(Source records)
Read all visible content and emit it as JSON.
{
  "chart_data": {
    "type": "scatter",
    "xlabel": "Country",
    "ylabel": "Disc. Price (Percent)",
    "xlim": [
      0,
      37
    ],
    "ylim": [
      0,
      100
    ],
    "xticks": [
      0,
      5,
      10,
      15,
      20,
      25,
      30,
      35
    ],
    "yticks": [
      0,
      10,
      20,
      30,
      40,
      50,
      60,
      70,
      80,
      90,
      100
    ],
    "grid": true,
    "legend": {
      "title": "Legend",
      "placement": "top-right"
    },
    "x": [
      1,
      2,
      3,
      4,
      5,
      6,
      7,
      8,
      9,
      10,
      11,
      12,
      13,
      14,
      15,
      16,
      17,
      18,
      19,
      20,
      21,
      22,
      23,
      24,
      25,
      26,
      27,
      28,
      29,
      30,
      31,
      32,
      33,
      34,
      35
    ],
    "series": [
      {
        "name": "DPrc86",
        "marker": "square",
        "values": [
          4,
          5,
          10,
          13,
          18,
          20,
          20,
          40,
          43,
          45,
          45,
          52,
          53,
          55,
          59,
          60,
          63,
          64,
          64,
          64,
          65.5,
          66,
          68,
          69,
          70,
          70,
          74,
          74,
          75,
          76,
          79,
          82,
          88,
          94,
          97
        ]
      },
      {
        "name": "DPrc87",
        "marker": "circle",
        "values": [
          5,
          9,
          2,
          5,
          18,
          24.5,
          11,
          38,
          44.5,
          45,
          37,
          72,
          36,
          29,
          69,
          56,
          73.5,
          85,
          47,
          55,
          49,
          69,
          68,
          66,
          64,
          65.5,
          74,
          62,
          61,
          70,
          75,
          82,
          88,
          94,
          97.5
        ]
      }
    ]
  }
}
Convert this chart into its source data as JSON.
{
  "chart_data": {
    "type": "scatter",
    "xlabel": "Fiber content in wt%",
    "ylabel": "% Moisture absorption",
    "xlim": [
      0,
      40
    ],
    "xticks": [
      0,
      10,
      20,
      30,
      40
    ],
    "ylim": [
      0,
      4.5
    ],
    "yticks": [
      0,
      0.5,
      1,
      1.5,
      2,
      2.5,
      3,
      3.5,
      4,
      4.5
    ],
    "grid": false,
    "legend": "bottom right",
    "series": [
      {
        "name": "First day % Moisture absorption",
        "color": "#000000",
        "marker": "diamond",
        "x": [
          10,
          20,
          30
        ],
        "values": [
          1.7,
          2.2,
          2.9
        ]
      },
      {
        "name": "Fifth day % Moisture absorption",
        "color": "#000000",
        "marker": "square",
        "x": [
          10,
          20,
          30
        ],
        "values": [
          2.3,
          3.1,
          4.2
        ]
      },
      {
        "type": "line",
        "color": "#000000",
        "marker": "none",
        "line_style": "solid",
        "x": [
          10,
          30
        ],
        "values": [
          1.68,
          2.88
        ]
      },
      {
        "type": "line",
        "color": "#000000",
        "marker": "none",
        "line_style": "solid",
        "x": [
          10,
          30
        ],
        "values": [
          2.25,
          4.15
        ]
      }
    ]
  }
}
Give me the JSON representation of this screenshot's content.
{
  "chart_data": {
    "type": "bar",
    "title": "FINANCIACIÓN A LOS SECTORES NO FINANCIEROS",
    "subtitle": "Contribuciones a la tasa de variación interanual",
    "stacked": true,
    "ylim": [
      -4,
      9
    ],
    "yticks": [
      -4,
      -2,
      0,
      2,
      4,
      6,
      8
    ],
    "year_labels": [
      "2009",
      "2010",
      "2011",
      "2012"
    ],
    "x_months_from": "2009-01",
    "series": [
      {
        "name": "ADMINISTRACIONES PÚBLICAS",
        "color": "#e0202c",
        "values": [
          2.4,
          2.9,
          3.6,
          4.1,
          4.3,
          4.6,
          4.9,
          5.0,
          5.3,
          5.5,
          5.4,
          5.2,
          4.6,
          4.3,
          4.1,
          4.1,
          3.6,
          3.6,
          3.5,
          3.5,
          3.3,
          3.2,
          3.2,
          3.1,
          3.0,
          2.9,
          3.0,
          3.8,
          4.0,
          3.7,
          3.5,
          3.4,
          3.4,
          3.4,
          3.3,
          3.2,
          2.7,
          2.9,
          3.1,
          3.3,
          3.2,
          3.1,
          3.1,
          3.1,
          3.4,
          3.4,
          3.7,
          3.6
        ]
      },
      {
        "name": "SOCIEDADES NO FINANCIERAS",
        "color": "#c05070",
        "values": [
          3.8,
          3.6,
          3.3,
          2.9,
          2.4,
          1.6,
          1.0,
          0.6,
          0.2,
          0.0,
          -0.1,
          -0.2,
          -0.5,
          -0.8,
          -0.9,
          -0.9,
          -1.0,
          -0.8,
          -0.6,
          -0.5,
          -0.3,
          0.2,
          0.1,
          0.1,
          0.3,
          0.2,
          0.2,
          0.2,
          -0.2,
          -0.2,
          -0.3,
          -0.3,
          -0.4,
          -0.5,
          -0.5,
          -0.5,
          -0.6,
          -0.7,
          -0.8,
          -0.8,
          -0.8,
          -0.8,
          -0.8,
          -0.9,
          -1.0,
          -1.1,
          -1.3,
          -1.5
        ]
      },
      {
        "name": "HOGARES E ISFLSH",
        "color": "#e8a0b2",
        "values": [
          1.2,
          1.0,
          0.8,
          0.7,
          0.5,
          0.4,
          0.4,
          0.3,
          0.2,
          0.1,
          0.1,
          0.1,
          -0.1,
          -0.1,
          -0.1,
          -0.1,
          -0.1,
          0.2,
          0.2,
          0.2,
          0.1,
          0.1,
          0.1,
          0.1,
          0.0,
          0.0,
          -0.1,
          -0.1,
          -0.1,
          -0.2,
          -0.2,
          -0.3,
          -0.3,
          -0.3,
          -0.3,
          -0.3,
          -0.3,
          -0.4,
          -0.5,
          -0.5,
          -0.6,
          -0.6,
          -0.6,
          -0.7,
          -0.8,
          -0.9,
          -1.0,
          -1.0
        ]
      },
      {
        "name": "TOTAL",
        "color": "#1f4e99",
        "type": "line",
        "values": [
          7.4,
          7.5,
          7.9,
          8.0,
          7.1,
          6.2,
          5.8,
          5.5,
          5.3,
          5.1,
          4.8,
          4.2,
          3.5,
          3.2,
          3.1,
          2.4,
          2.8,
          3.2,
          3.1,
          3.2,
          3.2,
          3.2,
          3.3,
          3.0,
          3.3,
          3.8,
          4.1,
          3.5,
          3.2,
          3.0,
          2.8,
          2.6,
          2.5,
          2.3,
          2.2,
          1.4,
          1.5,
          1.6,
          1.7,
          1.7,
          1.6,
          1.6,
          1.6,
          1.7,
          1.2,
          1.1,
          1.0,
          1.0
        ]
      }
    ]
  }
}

DIRECTIONS FOR THIS TASK:
Extract the full listing and reproduce each line exactly.

TASK RESPONSE:
Read all visible content and emit it as JSON.
{
  "chart_data": {
    "type": "scatter",
    "xlabel": "Country",
    "ylabel": "Disc. Price (Percent)",
    "xlim": [
      0,
      37
    ],
    "ylim": [
      0,
      100
    ],
    "xticks": [
      0,
      5,
      10,
      15,
      20,
      25,
      30,
      35
    ],
    "yticks": [
      0,
      10,
      20,
      30,
      40,
      50,
      60,
      70,
      80,
      90,
      100
    ],
    "grid": true,
    "legend": {
      "title": "Legend",
      "placement": "top-right"
    },
    "x": [
      1,
      2,
      3,
      4,
      5,
      6,
      7,
      8,
      9,
      10,
      11,
      12,
      13,
      14,
      15,
      16,
      17,
      18,
      19,
      20,
      21,
      22,
      23,
      24,
      25,
      26,
      27,
      28,
      29,
      30,
      31,
      32,
      33,
      34,
      35
    ],
    "series": [
      {
        "name": "DPrc86",
        "marker": "square",
        "values": [
          4,
          5,
          10,
          13,
          18,
          20,
          20,
          40,
          43,
          45,
          45,
          52,
          53,
          55,
          59,
          60,
          63,
          64,
          64,
          64,
          65.5,
          66,
          68,
          69,
          70,
          70,
          74,
          74,
          75,
          76,
          79,
          82,
          88,
          94,
          97
        ]
      },
      {
        "name": "DPrc87",
        "marker": "circle",
        "values": [
          5,
          9,
          2,
          5,
          18,
          24.5,
          11,
          38,
          44.5,
          45,
          37,
          72,
          36,
          29,
          69,
          56,
          73.5,
          85,
          47,
          55,
          49,
          69,
          68,
          66,
          64,
          65.5,
          74,
          62,
          61,
          70,
          75,
          82,
          88,
          94,
          97.5
        ]
      }
    ]
  }
}
Convert this chart into its source data as JSON.
{
  "chart_data": {
    "type": "scatter",
    "xlabel": "Fiber content in wt%",
    "ylabel": "% Moisture absorption",
    "xlim": [
      0,
      40
    ],
    "xticks": [
      0,
      10,
      20,
      30,
      40
    ],
    "ylim": [
      0,
      4.5
    ],
    "yticks": [
      0,
      0.5,
      1,
      1.5,
      2,
      2.5,
      3,
      3.5,
      4,
      4.5
    ],
    "grid": false,
    "legend": "bottom right",
    "series": [
      {
        "name": "First day % Moisture absorption",
        "color": "#000000",
        "marker": "diamond",
        "x": [
          10,
          20,
          30
        ],
        "values": [
          1.7,
          2.2,
          2.9
        ]
      },
      {
        "name": "Fifth day % Moisture absorption",
        "color": "#000000",
        "marker": "square",
        "x": [
          10,
          20,
          30
        ],
        "values": [
          2.3,
          3.1,
          4.2
        ]
      },
      {
        "type": "line",
        "color": "#000000",
        "marker": "none",
        "line_style": "solid",
        "x": [
          10,
          30
        ],
        "values": [
          1.68,
          2.88
        ]
      },
      {
        "type": "line",
        "color": "#000000",
        "marker": "none",
        "line_style": "solid",
        "x": [
          10,
          30
        ],
        "values": [
          2.25,
          4.15
        ]
      }
    ]
  }
}
Give me the JSON representation of this screenshot's content.
{
  "chart_data": {
    "type": "bar",
    "title": "FINANCIACIÓN A LOS SECTORES NO FINANCIEROS",
    "subtitle": "Contribuciones a la tasa de variación interanual",
    "stacked": true,
    "ylim": [
      -4,
      9
    ],
    "yticks": [
      -4,
      -2,
      0,
      2,
      4,
      6,
      8
    ],
    "year_labels": [
      "2009",
      "2010",
      "2011",
      "2012"
    ],
    "x_months_from": "2009-01",
    "series": [
      {
        "name": "ADMINISTRACIONES PÚBLICAS",
        "color": "#e0202c",
        "values": [
          2.4,
          2.9,
          3.6,
          4.1,
          4.3,
          4.6,
          4.9,
          5.0,
          5.3,
          5.5,
          5.4,
          5.2,
          4.6,
          4.3,
          4.1,
          4.1,
          3.6,
          3.6,
          3.5,
          3.5,
          3.3,
          3.2,
          3.2,
          3.1,
          3.0,
          2.9,
          3.0,
          3.8,
          4.0,
          3.7,
          3.5,
          3.4,
          3.4,
          3.4,
          3.3,
          3.2,
          2.7,
          2.9,
          3.1,
          3.3,
          3.2,
          3.1,
          3.1,
          3.1,
          3.4,
          3.4,
          3.7,
          3.6
        ]
      },
      {
        "name": "SOCIEDADES NO FINANCIERAS",
        "color": "#c05070",
        "values": [
          3.8,
          3.6,
          3.3,
          2.9,
          2.4,
          1.6,
          1.0,
          0.6,
          0.2,
          0.0,
          -0.1,
          -0.2,
          -0.5,
          -0.8,
          -0.9,
          -0.9,
          -1.0,
          -0.8,
          -0.6,
          -0.5,
          -0.3,
          0.2,
          0.1,
          0.1,
          0.3,
          0.2,
          0.2,
          0.2,
          -0.2,
          -0.2,
          -0.3,
          -0.3,
          -0.4,
          -0.5,
          -0.5,
          -0.5,
          -0.6,
          -0.7,
          -0.8,
          -0.8,
          -0.8,
          -0.8,
          -0.8,
          -0.9,
          -1.0,
          -1.1,
          -1.3,
          -1.5
        ]
      },
      {
        "name": "HOGARES E ISFLSH",
        "color": "#e8a0b2",
        "values": [
          1.2,
          1.0,
          0.8,
          0.7,
          0.5,
          0.4,
          0.4,
          0.3,
          0.2,
          0.1,
          0.1,
          0.1,
          -0.1,
          -0.1,
          -0.1,
          -0.1,
          -0.1,
          0.2,
          0.2,
          0.2,
          0.1,
          0.1,
          0.1,
          0.1,
          0.0,
          0.0,
          -0.1,
          -0.1,
          -0.1,
          -0.2,
          -0.2,
          -0.3,
          -0.3,
          -0.3,
          -0.3,
          -0.3,
          -0.3,
          -0.4,
          -0.5,
          -0.5,
          -0.6,
          -0.6,
          -0.6,
          -0.7,
          -0.8,
          -0.9,
          -1.0,
          -1.0
        ]
      },
      {
        "name": "TOTAL",
        "color": "#1f4e99",
        "type": "line",
        "values": [
          7.4,
          7.5,
          7.9,
          8.0,
          7.1,
          6.2,
          5.8,
          5.5,
          5.3,
          5.1,
          4.8,
          4.2,
          3.5,
          3.2,
          3.1,
          2.4,
          2.8,
          3.2,
          3.1,
          3.2,
          3.2,
          3.2,
          3.3,
          3.0,
          3.3,
          3.8,
          4.1,
          3.5,
          3.2,
          3.0,
          2.8,
          2.6,
          2.5,
          2.3,
          2.2,
          1.4,
          1.5,
          1.6,
          1.7,
          1.7,
          1.6,
          1.6,
          1.6,
          1.7,
          1.2,
          1.1,
          1.0,
          1.0
        ]
      }
    ]
  }
}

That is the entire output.